**Source**.
* * * * * * *

Review by Anthony Morris





For a man that these days is pretty much universally hated for all manner of pretty good reasons, Mel Gibson usually manages to do pretty good work in front of the camera. 

He's given bad performances and made bad films but he's always seemed like someone more than capable of turning it around – you never get the feeling he's just phoning it in, even when he might have been better off doing so. 

So with Get the Gringo, which seems like the kind of direct-to-DVD action thriller that video store shelves are packed with (Australia's one of the few countries where it’s getting a cinema release), what you actually get is a tight thriller that, while never being outright surprising, does consistently manage to keep you wanting to know what’s going to happen next. 

Things kick off with Gibson in a clown costume driving a getaway car after a robbery gone wrong. 

His fellow crime clown is bleeding to death over the money, the cops are on his tail, and between him and Mexico is one seriously big fence. He manages to get across the fence but that’s where his getaway ends, and the corrupt Mexican cops he collapses in front of decide to haul him off to jail on their side of the border so they can hang onto the money he has with him. 

get the gringo

Thrown into a prison so big it has shops and businesses inside it – not to mention entire families, as prisoners can bring their wives and kids in with them if they’re willing to pay – he promptly begins scheming, first how to get money and a place to live, then how to get out. And if that involves taking on and taking down the criminals in charge of the whole place, so be it.

* * * * * * *

**Entries provided**.
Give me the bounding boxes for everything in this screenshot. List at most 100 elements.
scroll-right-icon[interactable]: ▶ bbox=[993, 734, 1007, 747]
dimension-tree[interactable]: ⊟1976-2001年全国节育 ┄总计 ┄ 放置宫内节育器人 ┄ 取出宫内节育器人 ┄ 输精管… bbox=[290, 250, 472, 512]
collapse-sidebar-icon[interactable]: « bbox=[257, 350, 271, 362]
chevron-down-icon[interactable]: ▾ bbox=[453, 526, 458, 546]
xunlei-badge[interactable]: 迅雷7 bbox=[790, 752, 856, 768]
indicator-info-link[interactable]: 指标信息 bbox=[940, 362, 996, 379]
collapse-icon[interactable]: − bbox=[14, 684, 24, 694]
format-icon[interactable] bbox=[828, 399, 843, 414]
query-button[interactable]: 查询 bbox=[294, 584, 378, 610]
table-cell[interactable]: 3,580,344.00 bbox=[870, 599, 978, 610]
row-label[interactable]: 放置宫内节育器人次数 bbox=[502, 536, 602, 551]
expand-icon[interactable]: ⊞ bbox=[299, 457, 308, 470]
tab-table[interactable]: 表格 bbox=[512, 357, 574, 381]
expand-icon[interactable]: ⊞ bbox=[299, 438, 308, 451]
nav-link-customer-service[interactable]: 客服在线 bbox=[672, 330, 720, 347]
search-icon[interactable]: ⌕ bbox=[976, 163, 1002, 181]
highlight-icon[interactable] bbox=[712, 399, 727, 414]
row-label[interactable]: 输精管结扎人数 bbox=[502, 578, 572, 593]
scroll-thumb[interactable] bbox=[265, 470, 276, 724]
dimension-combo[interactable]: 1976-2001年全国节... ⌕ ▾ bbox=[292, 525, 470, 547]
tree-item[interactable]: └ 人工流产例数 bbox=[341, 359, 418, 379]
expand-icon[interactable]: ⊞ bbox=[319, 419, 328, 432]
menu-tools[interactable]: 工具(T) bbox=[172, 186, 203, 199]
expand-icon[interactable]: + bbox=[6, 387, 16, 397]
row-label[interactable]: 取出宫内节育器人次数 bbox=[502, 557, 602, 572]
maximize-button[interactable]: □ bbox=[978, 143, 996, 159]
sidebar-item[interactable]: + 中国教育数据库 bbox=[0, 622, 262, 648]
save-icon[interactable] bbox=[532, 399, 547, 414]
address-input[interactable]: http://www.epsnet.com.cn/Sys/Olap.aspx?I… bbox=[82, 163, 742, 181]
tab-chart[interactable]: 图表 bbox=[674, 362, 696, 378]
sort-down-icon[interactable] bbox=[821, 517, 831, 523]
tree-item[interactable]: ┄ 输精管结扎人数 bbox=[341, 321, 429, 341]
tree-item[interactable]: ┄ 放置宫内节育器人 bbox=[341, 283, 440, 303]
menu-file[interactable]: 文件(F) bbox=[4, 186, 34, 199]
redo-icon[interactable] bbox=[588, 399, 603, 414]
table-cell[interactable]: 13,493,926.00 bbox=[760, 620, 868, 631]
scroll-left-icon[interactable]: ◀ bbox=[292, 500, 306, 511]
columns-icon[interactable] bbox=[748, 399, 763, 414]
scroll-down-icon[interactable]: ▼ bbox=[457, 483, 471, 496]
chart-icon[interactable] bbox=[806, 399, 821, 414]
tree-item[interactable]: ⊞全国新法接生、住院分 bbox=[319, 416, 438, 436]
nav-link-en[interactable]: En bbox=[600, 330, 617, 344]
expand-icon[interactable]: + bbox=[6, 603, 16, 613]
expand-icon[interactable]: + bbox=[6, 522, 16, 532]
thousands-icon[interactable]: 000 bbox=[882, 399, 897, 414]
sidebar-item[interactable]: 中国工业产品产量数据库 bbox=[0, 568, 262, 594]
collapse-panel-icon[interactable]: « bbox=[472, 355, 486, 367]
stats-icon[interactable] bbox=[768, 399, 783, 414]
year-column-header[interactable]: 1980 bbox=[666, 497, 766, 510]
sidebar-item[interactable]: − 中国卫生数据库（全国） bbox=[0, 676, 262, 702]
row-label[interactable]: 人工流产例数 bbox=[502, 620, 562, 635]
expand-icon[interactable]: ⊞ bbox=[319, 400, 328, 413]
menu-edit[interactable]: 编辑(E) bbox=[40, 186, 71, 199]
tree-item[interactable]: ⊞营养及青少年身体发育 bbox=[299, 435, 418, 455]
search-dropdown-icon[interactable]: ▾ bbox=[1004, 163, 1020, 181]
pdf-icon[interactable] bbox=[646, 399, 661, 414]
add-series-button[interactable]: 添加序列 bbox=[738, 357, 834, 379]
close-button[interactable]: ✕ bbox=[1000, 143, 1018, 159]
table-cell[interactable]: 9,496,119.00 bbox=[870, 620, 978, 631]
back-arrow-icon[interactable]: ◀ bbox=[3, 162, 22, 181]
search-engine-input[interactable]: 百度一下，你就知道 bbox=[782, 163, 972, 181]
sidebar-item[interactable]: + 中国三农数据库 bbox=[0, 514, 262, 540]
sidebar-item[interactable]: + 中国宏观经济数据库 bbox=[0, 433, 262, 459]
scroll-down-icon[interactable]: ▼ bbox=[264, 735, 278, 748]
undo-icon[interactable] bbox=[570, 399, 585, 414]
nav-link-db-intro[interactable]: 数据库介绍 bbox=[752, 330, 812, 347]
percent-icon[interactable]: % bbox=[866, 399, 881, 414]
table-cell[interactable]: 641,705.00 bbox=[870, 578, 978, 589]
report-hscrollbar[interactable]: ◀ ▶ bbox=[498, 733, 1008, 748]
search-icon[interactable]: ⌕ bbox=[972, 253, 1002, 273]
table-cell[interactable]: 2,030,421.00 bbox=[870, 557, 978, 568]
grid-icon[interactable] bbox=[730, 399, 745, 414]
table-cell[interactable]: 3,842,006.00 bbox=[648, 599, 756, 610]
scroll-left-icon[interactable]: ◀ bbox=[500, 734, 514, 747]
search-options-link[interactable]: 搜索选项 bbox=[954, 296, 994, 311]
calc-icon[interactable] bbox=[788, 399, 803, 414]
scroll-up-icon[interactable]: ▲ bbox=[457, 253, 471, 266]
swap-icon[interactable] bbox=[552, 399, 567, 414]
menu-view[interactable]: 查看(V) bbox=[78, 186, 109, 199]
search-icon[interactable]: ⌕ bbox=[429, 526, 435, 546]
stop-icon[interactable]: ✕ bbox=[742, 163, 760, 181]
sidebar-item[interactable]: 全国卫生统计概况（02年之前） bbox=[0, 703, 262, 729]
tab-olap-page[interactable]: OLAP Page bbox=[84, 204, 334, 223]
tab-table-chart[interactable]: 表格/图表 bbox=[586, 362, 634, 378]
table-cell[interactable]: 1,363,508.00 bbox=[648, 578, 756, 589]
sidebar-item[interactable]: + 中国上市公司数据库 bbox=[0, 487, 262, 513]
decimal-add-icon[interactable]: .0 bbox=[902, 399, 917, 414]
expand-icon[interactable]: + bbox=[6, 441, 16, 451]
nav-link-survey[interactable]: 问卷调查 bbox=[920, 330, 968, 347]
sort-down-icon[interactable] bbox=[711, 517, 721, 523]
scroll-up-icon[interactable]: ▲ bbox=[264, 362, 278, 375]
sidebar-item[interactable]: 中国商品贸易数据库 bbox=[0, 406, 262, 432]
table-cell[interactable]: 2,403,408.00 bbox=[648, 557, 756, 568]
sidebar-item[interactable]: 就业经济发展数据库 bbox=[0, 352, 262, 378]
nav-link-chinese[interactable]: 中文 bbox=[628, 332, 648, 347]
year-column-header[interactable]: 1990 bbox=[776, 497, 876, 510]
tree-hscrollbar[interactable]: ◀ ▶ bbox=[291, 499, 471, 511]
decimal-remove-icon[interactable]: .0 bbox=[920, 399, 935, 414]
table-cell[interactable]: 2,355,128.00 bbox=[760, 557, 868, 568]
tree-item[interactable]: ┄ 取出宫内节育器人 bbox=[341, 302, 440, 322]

* * * * * * *

**Required work**.
Pick up the Get the Gringo review after its final sentence and keep it going in the same voice.

**Result**.
Gibson’s nameless character is your usual Gibson criminal – stealing from blind people, burning down a drug dealer’s shack, gunning down rivals, and so on – and his mix of charm and viciousness works as well as it ever did. 

Even a potentially schmaltzy subplot where he befriends a kid isn’t painful, thanks to the kid (for once) not being annoying and Gibson being so skilled at scheming that helping someone else out don’t seem like too much of a stretch. 

The prison itself is astoundingly scuzzy (it was filmed on location), which only adds to the film’s impact. 

Again, this is still the kind of thriller you’d be more used to seeing on DVD these days, but Gibson’s still got big-screen charisma and this deserves a big-screen slot.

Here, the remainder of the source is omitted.